**TO BE DONE**
Using the listing below, copy every line that mentions "micron".
── MATERIAL TO PROCESS ──
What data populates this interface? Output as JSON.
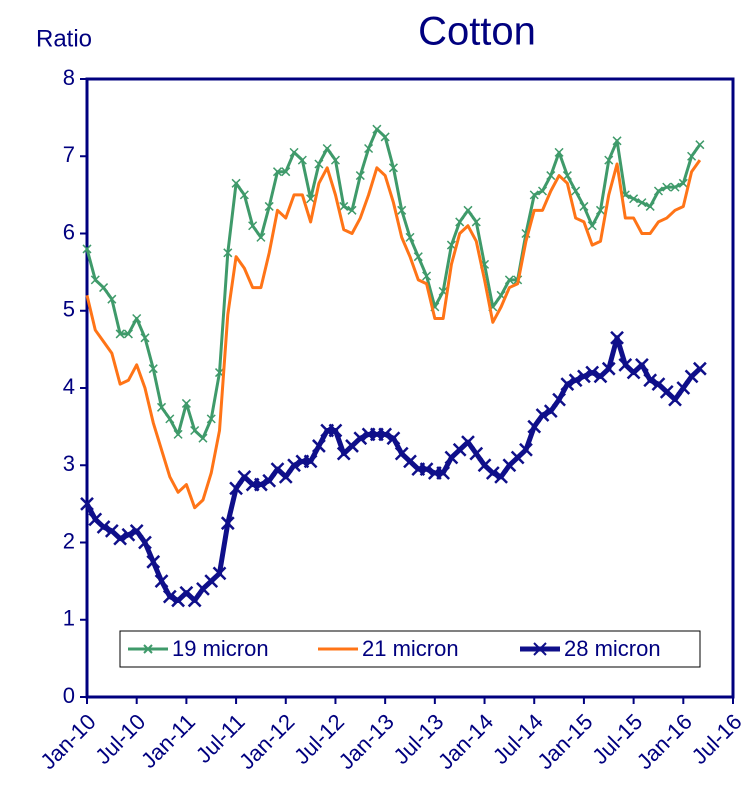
{
  "chart_data": {
    "type": "line",
    "title": "Cotton",
    "y_label": "Ratio",
    "categories": [
      "Jan-10",
      null,
      null,
      null,
      null,
      null,
      "Jul-10",
      null,
      null,
      null,
      null,
      null,
      "Jan-11",
      null,
      null,
      null,
      null,
      null,
      "Jul-11",
      null,
      null,
      null,
      null,
      null,
      "Jan-12",
      null,
      null,
      null,
      null,
      null,
      "Jul-12",
      null,
      null,
      null,
      null,
      null,
      "Jan-13",
      null,
      null,
      null,
      null,
      null,
      "Jul-13",
      null,
      null,
      null,
      null,
      null,
      "Jan-14",
      null,
      null,
      null,
      null,
      null,
      "Jul-14",
      null,
      null,
      null,
      null,
      null,
      "Jan-15",
      null,
      null,
      null,
      null,
      null,
      "Jul-15",
      null,
      null,
      null,
      null,
      null,
      "Jan-16",
      null,
      null,
      null,
      null,
      null,
      "Jul-16"
    ],
    "series": [
      {
        "name": "19 micron",
        "color": "#3f9a6a",
        "marker": "small-x",
        "values": [
          5.8,
          5.4,
          5.3,
          5.15,
          4.7,
          4.7,
          4.9,
          4.65,
          4.25,
          3.75,
          3.6,
          3.4,
          3.8,
          3.45,
          3.35,
          3.6,
          4.2,
          5.75,
          6.65,
          6.5,
          6.1,
          5.95,
          6.35,
          6.8,
          6.8,
          7.05,
          6.95,
          6.45,
          6.9,
          7.1,
          6.95,
          6.35,
          6.3,
          6.75,
          7.1,
          7.35,
          7.25,
          6.85,
          6.3,
          5.95,
          5.7,
          5.45,
          5.05,
          5.25,
          5.85,
          6.15,
          6.3,
          6.15,
          5.6,
          5.05,
          5.2,
          5.4,
          5.4,
          6.0,
          6.5,
          6.55,
          6.75,
          7.05,
          6.75,
          6.55,
          6.35,
          6.1,
          6.3,
          6.95,
          7.2,
          6.5,
          6.45,
          6.4,
          6.35,
          6.55,
          6.6,
          6.6,
          6.65,
          7.0,
          7.15,
          null,
          null,
          null,
          null
        ]
      },
      {
        "name": "21 micron",
        "color": "#ff7417",
        "marker": "none",
        "values": [
          5.2,
          4.75,
          4.6,
          4.45,
          4.05,
          4.1,
          4.3,
          4.0,
          3.55,
          3.2,
          2.85,
          2.65,
          2.75,
          2.45,
          2.55,
          2.9,
          3.45,
          4.95,
          5.7,
          5.55,
          5.3,
          5.3,
          5.75,
          6.3,
          6.2,
          6.5,
          6.5,
          6.15,
          6.65,
          6.85,
          6.5,
          6.05,
          6.0,
          6.2,
          6.5,
          6.85,
          6.75,
          6.4,
          5.95,
          5.7,
          5.4,
          5.35,
          4.9,
          4.9,
          5.6,
          6.0,
          6.1,
          5.9,
          5.4,
          4.85,
          5.05,
          5.3,
          5.35,
          5.9,
          6.3,
          6.3,
          6.55,
          6.75,
          6.65,
          6.2,
          6.15,
          5.85,
          5.9,
          6.5,
          6.9,
          6.2,
          6.2,
          6.0,
          6.0,
          6.15,
          6.2,
          6.3,
          6.35,
          6.8,
          6.95,
          null,
          null,
          null,
          null
        ]
      },
      {
        "name": "28 micron",
        "color": "#0f0f8a",
        "marker": "large-x",
        "values": [
          2.5,
          2.3,
          2.2,
          2.15,
          2.05,
          2.1,
          2.15,
          2.0,
          1.75,
          1.5,
          1.3,
          1.25,
          1.35,
          1.25,
          1.4,
          1.5,
          1.6,
          2.25,
          2.7,
          2.85,
          2.75,
          2.75,
          2.8,
          2.95,
          2.85,
          3.0,
          3.05,
          3.05,
          3.25,
          3.45,
          3.45,
          3.15,
          3.25,
          3.35,
          3.4,
          3.4,
          3.4,
          3.35,
          3.15,
          3.05,
          2.95,
          2.95,
          2.9,
          2.9,
          3.1,
          3.2,
          3.3,
          3.15,
          3.0,
          2.9,
          2.85,
          3.0,
          3.1,
          3.2,
          3.5,
          3.65,
          3.7,
          3.85,
          4.05,
          4.1,
          4.15,
          4.2,
          4.15,
          4.25,
          4.65,
          4.3,
          4.2,
          4.3,
          4.1,
          4.05,
          3.95,
          3.85,
          4.0,
          4.15,
          4.25,
          null,
          null,
          null,
          null
        ]
      }
    ],
    "ylim": [
      0,
      8
    ],
    "yticks": [
      0,
      1,
      2,
      3,
      4,
      5,
      6,
      7,
      8
    ],
    "grid": false,
    "legend": "lower center"
  }
}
───
**PROBLEM SOLUTION**
        "name": "19 micron",
        "name": "21 micron",
        "name": "28 micron",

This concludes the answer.